Report, word for word, every line of the material that contains "icon".
*****
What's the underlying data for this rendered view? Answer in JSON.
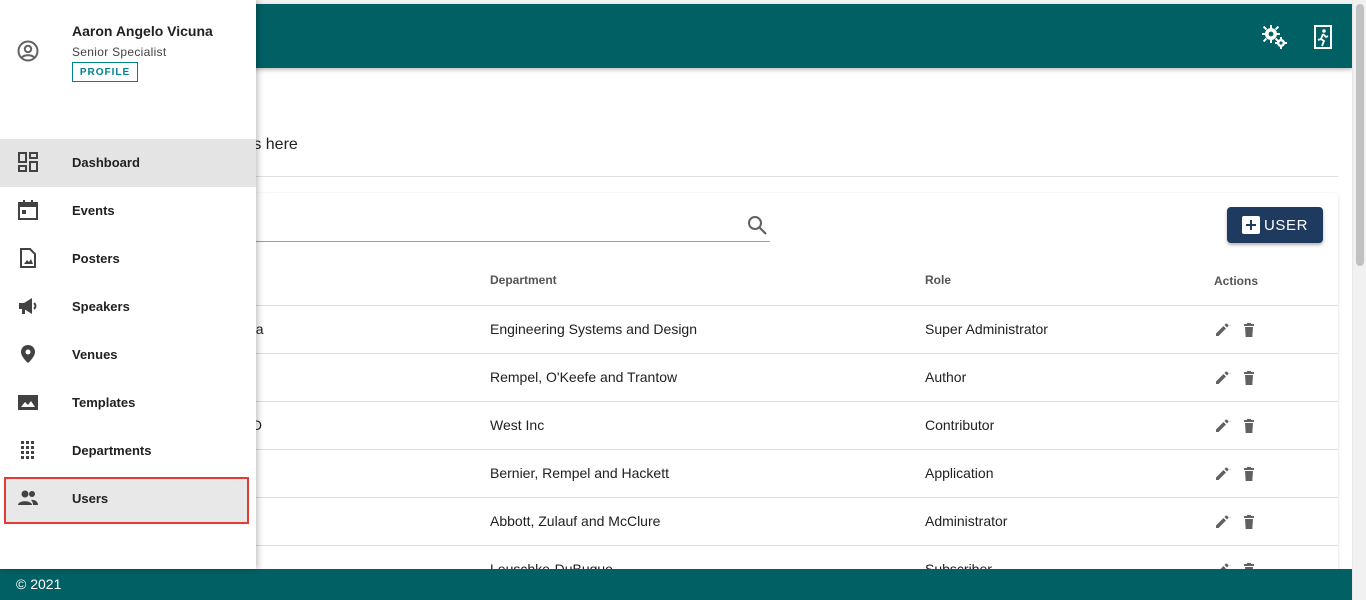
{
  "user": {
    "name": "Aaron Angelo Vicuna",
    "role": "Senior Specialist",
    "profile_label": "PROFILE"
  },
  "nav": {
    "items": [
      {
        "label": "Dashboard",
        "icon": "dashboard-icon"
      },
      {
        "label": "Events",
        "icon": "calendar-icon"
      },
      {
        "label": "Posters",
        "icon": "image-file-icon"
      },
      {
        "label": "Speakers",
        "icon": "megaphone-icon"
      },
      {
        "label": "Venues",
        "icon": "location-pin-icon"
      },
      {
        "label": "Templates",
        "icon": "landscape-image-icon"
      },
      {
        "label": "Departments",
        "icon": "building-icon"
      },
      {
        "label": "Users",
        "icon": "people-icon"
      }
    ],
    "active": "Dashboard",
    "highlighted": "Users"
  },
  "page": {
    "subtitle_fragment": "rs here"
  },
  "toolbar": {
    "add_user_label": "USER"
  },
  "table": {
    "headers": {
      "department": "Department",
      "role": "Role",
      "actions": "Actions"
    },
    "rows": [
      {
        "name_fragment": "na",
        "department": "Engineering Systems and Design",
        "role": "Super Administrator"
      },
      {
        "name_fragment": "",
        "department": "Rempel, O'Keefe and Trantow",
        "role": "Author"
      },
      {
        "name_fragment": "ID",
        "department": "West Inc",
        "role": "Contributor"
      },
      {
        "name_fragment": "",
        "department": "Bernier, Rempel and Hackett",
        "role": "Application"
      },
      {
        "name_fragment": "",
        "department": "Abbott, Zulauf and McClure",
        "role": "Administrator"
      },
      {
        "name_fragment": "",
        "department": "Leuschke-DuBuque",
        "role": "Subscriber"
      }
    ]
  },
  "footer": {
    "copyright": "© 2021"
  },
  "colors": {
    "appbar": "#006064",
    "button": "#1e3a5f",
    "highlight_border": "#e53935"
  }
}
*****
» **Answer to this exercise**
        "icon": "dashboard-icon"
        "icon": "calendar-icon"
        "icon": "image-file-icon"
        "icon": "megaphone-icon"
        "icon": "location-pin-icon"
        "icon": "landscape-image-icon"
        "icon": "building-icon"
        "icon": "people-icon"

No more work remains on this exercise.